Material supplied >>
::::::::

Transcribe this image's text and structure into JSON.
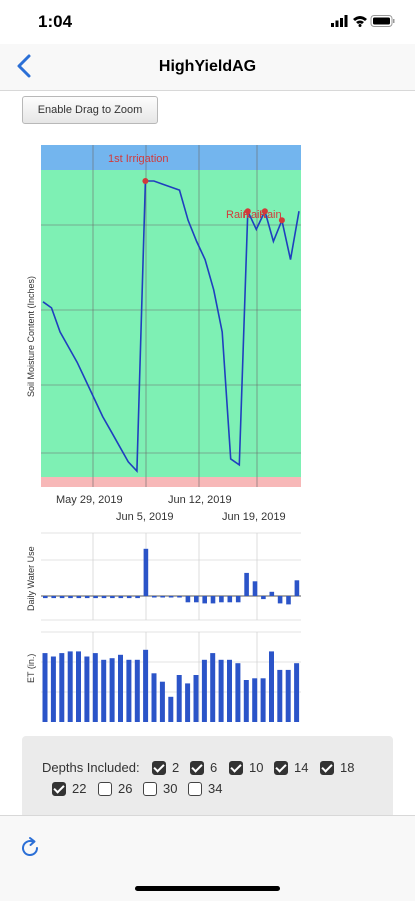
{
  "status": {
    "time": "1:04"
  },
  "nav": {
    "title": "HighYieldAG",
    "back_icon": "chevron-left-icon"
  },
  "zoom_button": {
    "label": "Enable Drag to Zoom"
  },
  "colors": {
    "accent": "#2b6fd6",
    "plot_green": "#7ef0b4",
    "band_blue": "#73b5ee",
    "band_red": "#f7b8b8",
    "line": "#1f3fbf",
    "marker": "#d23a3a"
  },
  "chart_data": [
    {
      "type": "line",
      "ylabel": "Soil Moisture Content (Inches)",
      "x_ticks_top": [
        "May 29, 2019",
        "Jun 12, 2019"
      ],
      "x_ticks_bottom": [
        "Jun 5, 2019",
        "Jun 19, 2019"
      ],
      "x": [
        "2019-05-22",
        "2019-05-23",
        "2019-05-24",
        "2019-05-25",
        "2019-05-26",
        "2019-05-27",
        "2019-05-28",
        "2019-05-29",
        "2019-05-30",
        "2019-05-31",
        "2019-06-01",
        "2019-06-02",
        "2019-06-03",
        "2019-06-04",
        "2019-06-05",
        "2019-06-06",
        "2019-06-07",
        "2019-06-08",
        "2019-06-09",
        "2019-06-10",
        "2019-06-11",
        "2019-06-12",
        "2019-06-13",
        "2019-06-14",
        "2019-06-15",
        "2019-06-16",
        "2019-06-17",
        "2019-06-18",
        "2019-06-19",
        "2019-06-20",
        "2019-06-21"
      ],
      "values": [
        0.58,
        0.56,
        0.48,
        0.43,
        0.38,
        0.32,
        0.26,
        0.2,
        0.15,
        0.1,
        0.05,
        0.02,
        0.98,
        0.98,
        0.97,
        0.96,
        0.95,
        0.85,
        0.78,
        0.72,
        0.62,
        0.48,
        0.06,
        0.04,
        0.88,
        0.82,
        0.88,
        0.78,
        0.85,
        0.72,
        0.88
      ],
      "annotations": [
        "1st Irrigation",
        "Rain",
        "Rain",
        "Rain"
      ]
    },
    {
      "type": "bar",
      "ylabel": "Daily Water Use",
      "values": [
        -0.02,
        -0.02,
        -0.02,
        -0.02,
        -0.02,
        -0.02,
        -0.02,
        -0.02,
        -0.02,
        -0.02,
        -0.02,
        -0.02,
        0.45,
        0,
        0,
        0,
        0,
        -0.06,
        -0.06,
        -0.07,
        -0.07,
        -0.06,
        -0.06,
        -0.06,
        0.22,
        0.14,
        -0.03,
        0.04,
        -0.07,
        -0.08,
        0.15
      ]
    },
    {
      "type": "bar",
      "ylabel": "ET (in.)",
      "values": [
        0.82,
        0.78,
        0.82,
        0.84,
        0.84,
        0.78,
        0.82,
        0.74,
        0.76,
        0.8,
        0.74,
        0.74,
        0.86,
        0.58,
        0.48,
        0.3,
        0.56,
        0.46,
        0.56,
        0.74,
        0.82,
        0.74,
        0.74,
        0.7,
        0.5,
        0.52,
        0.52,
        0.84,
        0.62,
        0.62,
        0.7
      ]
    }
  ],
  "depths": {
    "title": "Depths Included:",
    "items": [
      {
        "label": "2",
        "checked": true
      },
      {
        "label": "6",
        "checked": true
      },
      {
        "label": "10",
        "checked": true
      },
      {
        "label": "14",
        "checked": true
      },
      {
        "label": "18",
        "checked": true
      },
      {
        "label": "22",
        "checked": true
      },
      {
        "label": "26",
        "checked": false
      },
      {
        "label": "30",
        "checked": false
      },
      {
        "label": "34",
        "checked": false
      }
    ]
  },
  "toolbar": {
    "refresh_icon": "refresh-icon"
  }
}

::::::::

Task prompt >>
Omit every image. Quote each record exactly.

Answer below >>
Transcribe this image's text and structure into JSON.
{
  "status": {
    "time": "1:04"
  },
  "nav": {
    "title": "HighYieldAG",
    "back_icon": "chevron-left-icon"
  },
  "zoom_button": {
    "label": "Enable Drag to Zoom"
  },
  "colors": {
    "accent": "#2b6fd6",
    "plot_green": "#7ef0b4",
    "band_blue": "#73b5ee",
    "band_red": "#f7b8b8",
    "line": "#1f3fbf",
    "marker": "#d23a3a"
  },
  "chart_data": [
    {
      "type": "line",
      "ylabel": "Soil Moisture Content (Inches)",
      "x_ticks_top": [
        "May 29, 2019",
        "Jun 12, 2019"
      ],
      "x_ticks_bottom": [
        "Jun 5, 2019",
        "Jun 19, 2019"
      ],
      "x": [
        "2019-05-22",
        "2019-05-23",
        "2019-05-24",
        "2019-05-25",
        "2019-05-26",
        "2019-05-27",
        "2019-05-28",
        "2019-05-29",
        "2019-05-30",
        "2019-05-31",
        "2019-06-01",
        "2019-06-02",
        "2019-06-03",
        "2019-06-04",
        "2019-06-05",
        "2019-06-06",
        "2019-06-07",
        "2019-06-08",
        "2019-06-09",
        "2019-06-10",
        "2019-06-11",
        "2019-06-12",
        "2019-06-13",
        "2019-06-14",
        "2019-06-15",
        "2019-06-16",
        "2019-06-17",
        "2019-06-18",
        "2019-06-19",
        "2019-06-20",
        "2019-06-21"
      ],
      "values": [
        0.58,
        0.56,
        0.48,
        0.43,
        0.38,
        0.32,
        0.26,
        0.2,
        0.15,
        0.1,
        0.05,
        0.02,
        0.98,
        0.98,
        0.97,
        0.96,
        0.95,
        0.85,
        0.78,
        0.72,
        0.62,
        0.48,
        0.06,
        0.04,
        0.88,
        0.82,
        0.88,
        0.78,
        0.85,
        0.72,
        0.88
      ],
      "annotations": [
        "1st Irrigation",
        "Rain",
        "Rain",
        "Rain"
      ]
    },
    {
      "type": "bar",
      "ylabel": "Daily Water Use",
      "values": [
        -0.02,
        -0.02,
        -0.02,
        -0.02,
        -0.02,
        -0.02,
        -0.02,
        -0.02,
        -0.02,
        -0.02,
        -0.02,
        -0.02,
        0.45,
        0,
        0,
        0,
        0,
        -0.06,
        -0.06,
        -0.07,
        -0.07,
        -0.06,
        -0.06,
        -0.06,
        0.22,
        0.14,
        -0.03,
        0.04,
        -0.07,
        -0.08,
        0.15
      ]
    },
    {
      "type": "bar",
      "ylabel": "ET (in.)",
      "values": [
        0.82,
        0.78,
        0.82,
        0.84,
        0.84,
        0.78,
        0.82,
        0.74,
        0.76,
        0.8,
        0.74,
        0.74,
        0.86,
        0.58,
        0.48,
        0.3,
        0.56,
        0.46,
        0.56,
        0.74,
        0.82,
        0.74,
        0.74,
        0.7,
        0.5,
        0.52,
        0.52,
        0.84,
        0.62,
        0.62,
        0.7
      ]
    }
  ],
  "depths": {
    "title": "Depths Included:",
    "items": [
      {
        "label": "2",
        "checked": true
      },
      {
        "label": "6",
        "checked": true
      },
      {
        "label": "10",
        "checked": true
      },
      {
        "label": "14",
        "checked": true
      },
      {
        "label": "18",
        "checked": true
      },
      {
        "label": "22",
        "checked": true
      },
      {
        "label": "26",
        "checked": false
      },
      {
        "label": "30",
        "checked": false
      },
      {
        "label": "34",
        "checked": false
      }
    ]
  },
  "toolbar": {
    "refresh_icon": "refresh-icon"
  }
}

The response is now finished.